◆ Aim ◆
Rewrite the items from the line containing "emoji-icon[interactable]: ☺ xyxy=(341,584,357,600)" through the line containing "text-format-icon[interactable]: Tт xyxy=(315,582,335,602)", inclusive, substituting "contact-label" for "dm-label" and leaving everything else unchanged.

◆ Task inputs ◆
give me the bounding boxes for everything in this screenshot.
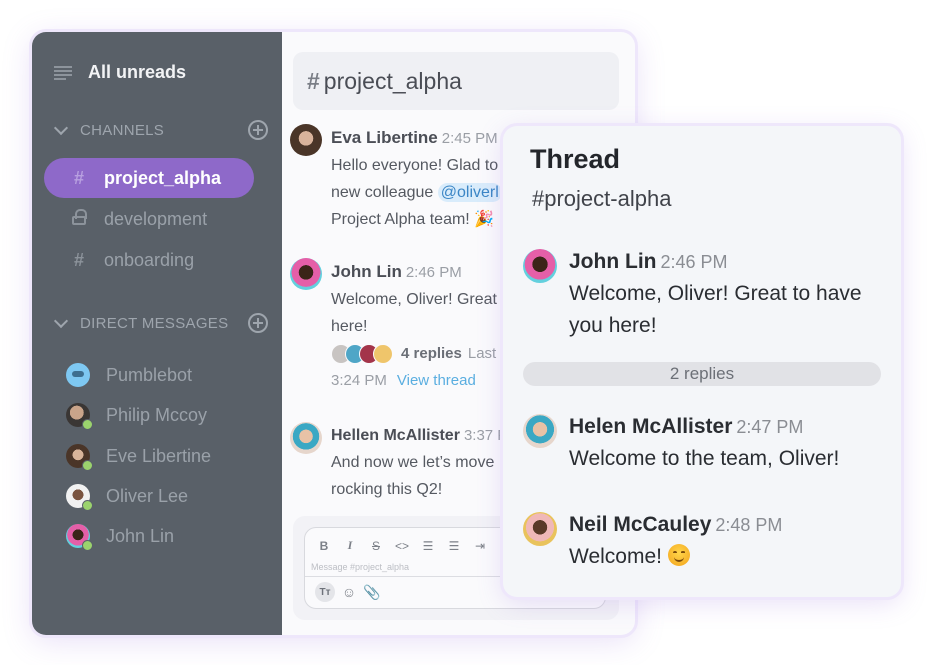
emoji-icon[interactable]: ☺ xyxy=(341,584,357,600)
add-channel-icon[interactable] xyxy=(248,120,268,140)
dm-label: John Lin xyxy=(106,525,175,546)
hash-icon: # xyxy=(307,67,320,94)
text-format-icon[interactable]: Tт xyxy=(315,582,335,602)
sidebar: All unreads CHANNELS # project_alpha dev… xyxy=(32,32,282,635)
dm-label: Oliver Lee xyxy=(106,485,189,506)
message-time: 2:48 PM xyxy=(715,515,783,535)
avatar[interactable] xyxy=(523,414,557,448)
message-time: 2:47 PM xyxy=(736,417,804,437)
message-time: 2:46 PM xyxy=(660,252,728,272)
sidebar-dm-eve-libertine[interactable]: Eve Libertine xyxy=(66,441,211,471)
online-status-icon xyxy=(82,460,93,471)
direct-messages-section-header[interactable]: DIRECT MESSAGES xyxy=(52,313,268,333)
reply-count[interactable]: 4 replies xyxy=(401,340,462,367)
reply-avatars xyxy=(331,343,393,364)
sidebar-channel-development[interactable]: development xyxy=(44,199,254,239)
message-text: Welcome! xyxy=(569,545,662,568)
avatar[interactable] xyxy=(290,124,322,156)
message-author[interactable]: John Lin xyxy=(569,250,657,273)
thread-channel[interactable]: #project-alpha xyxy=(532,186,671,212)
dm-label: Eve Libertine xyxy=(106,445,212,466)
message-time: 2:46 PM xyxy=(405,264,462,281)
message-text: Welcome to the team, Oliver! xyxy=(569,447,840,470)
avatar[interactable] xyxy=(290,258,322,290)
online-status-icon xyxy=(82,540,93,551)
code-icon[interactable]: <> xyxy=(395,539,409,553)
sidebar-channel-project-alpha[interactable]: # project_alpha xyxy=(44,158,254,198)
channel-label: project_alpha xyxy=(104,167,222,188)
indent-icon[interactable]: ⇥ xyxy=(473,539,487,553)
sidebar-channel-onboarding[interactable]: # onboarding xyxy=(44,240,254,280)
avatar[interactable] xyxy=(523,512,557,546)
message-author[interactable]: Hellen McAllister xyxy=(331,427,460,444)
online-status-icon xyxy=(82,500,93,511)
dm-label: Pumblebot xyxy=(106,364,193,385)
chevron-down-icon[interactable] xyxy=(53,120,69,135)
avatar xyxy=(66,484,93,511)
attachment-icon[interactable]: 📎 xyxy=(363,584,380,601)
channel-label: development xyxy=(104,208,208,229)
list-icon xyxy=(54,65,72,80)
message-input[interactable]: Message #project_alpha xyxy=(311,562,409,572)
channels-header-label: CHANNELS xyxy=(80,121,165,139)
avatar xyxy=(66,403,93,430)
message-author[interactable]: Neil McCauley xyxy=(569,513,711,536)
message-text: you here! xyxy=(569,314,657,337)
sidebar-dm-pumblebot[interactable]: Pumblebot xyxy=(66,360,192,390)
last-reply-time: 3:24 PM xyxy=(331,372,387,389)
hash-icon: # xyxy=(73,167,84,188)
thread-title: Thread xyxy=(530,144,621,174)
view-thread-link[interactable]: View thread xyxy=(397,372,476,389)
bot-avatar xyxy=(66,363,90,387)
message-time: 2:45 PM xyxy=(441,130,498,147)
composer-actions: Tт ☺ 📎 xyxy=(315,582,380,602)
channel-header: # project_alpha xyxy=(293,52,619,110)
last-reply-label: Last r xyxy=(467,345,506,362)
avatar[interactable] xyxy=(290,422,322,454)
avatar[interactable] xyxy=(523,249,557,283)
channels-section-header[interactable]: CHANNELS xyxy=(52,120,268,140)
sidebar-dm-philip-mccoy[interactable]: Philip Mccoy xyxy=(66,400,207,430)
message-text: new colleague xyxy=(331,184,438,201)
hash-icon: # xyxy=(73,249,84,270)
channel-title: project_alpha xyxy=(323,67,462,94)
message-author[interactable]: Eva Libertine xyxy=(331,128,438,147)
all-unreads-label: All unreads xyxy=(88,62,187,82)
avatar xyxy=(66,524,93,551)
message-author[interactable]: Helen McAllister xyxy=(569,415,732,438)
smiling-face-emoji-icon xyxy=(667,544,690,566)
message-time: 3:37 P xyxy=(463,427,508,444)
all-unreads-item[interactable]: All unreads xyxy=(54,62,186,83)
channel-label: onboarding xyxy=(104,249,195,270)
dm-label: Philip Mccoy xyxy=(106,404,208,425)
thread-panel: Thread #project-alpha John Lin 2:46 PM We… xyxy=(503,126,901,597)
dm-header-label: DIRECT MESSAGES xyxy=(80,314,229,332)
strikethrough-icon[interactable]: S xyxy=(369,539,383,553)
formatting-toolbar: B I S <> ☰ ☰ ⇥ ⌸ xyxy=(317,538,513,553)
add-dm-icon[interactable] xyxy=(248,313,268,333)
lock-icon xyxy=(70,208,88,230)
sidebar-dm-oliver-lee[interactable]: Oliver Lee xyxy=(66,481,188,511)
sidebar-dm-john-lin[interactable]: John Lin xyxy=(66,521,174,551)
replies-divider: 2 replies xyxy=(523,362,881,386)
bullet-list-icon[interactable]: ☰ xyxy=(447,539,461,553)
italic-icon[interactable]: I xyxy=(343,538,357,553)
user-mention[interactable]: @oliverl xyxy=(437,183,502,202)
online-status-icon xyxy=(82,419,93,430)
message-author[interactable]: John Lin xyxy=(331,262,402,281)
message-text: Welcome, Oliver! Great to have xyxy=(569,282,862,305)
bold-icon[interactable]: B xyxy=(317,539,331,553)
ordered-list-icon[interactable]: ☰ xyxy=(421,539,435,553)
chevron-down-icon[interactable] xyxy=(53,313,69,328)
avatar xyxy=(66,444,93,471)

◆ Response for this exercise ◆
emoji-icon[interactable]: ☺ xyxy=(341,584,357,600)
add-channel-icon[interactable] xyxy=(248,120,268,140)
contact-label: John Lin xyxy=(106,525,175,546)
hash-icon: # xyxy=(307,67,320,94)
text-format-icon[interactable]: Tт xyxy=(315,582,335,602)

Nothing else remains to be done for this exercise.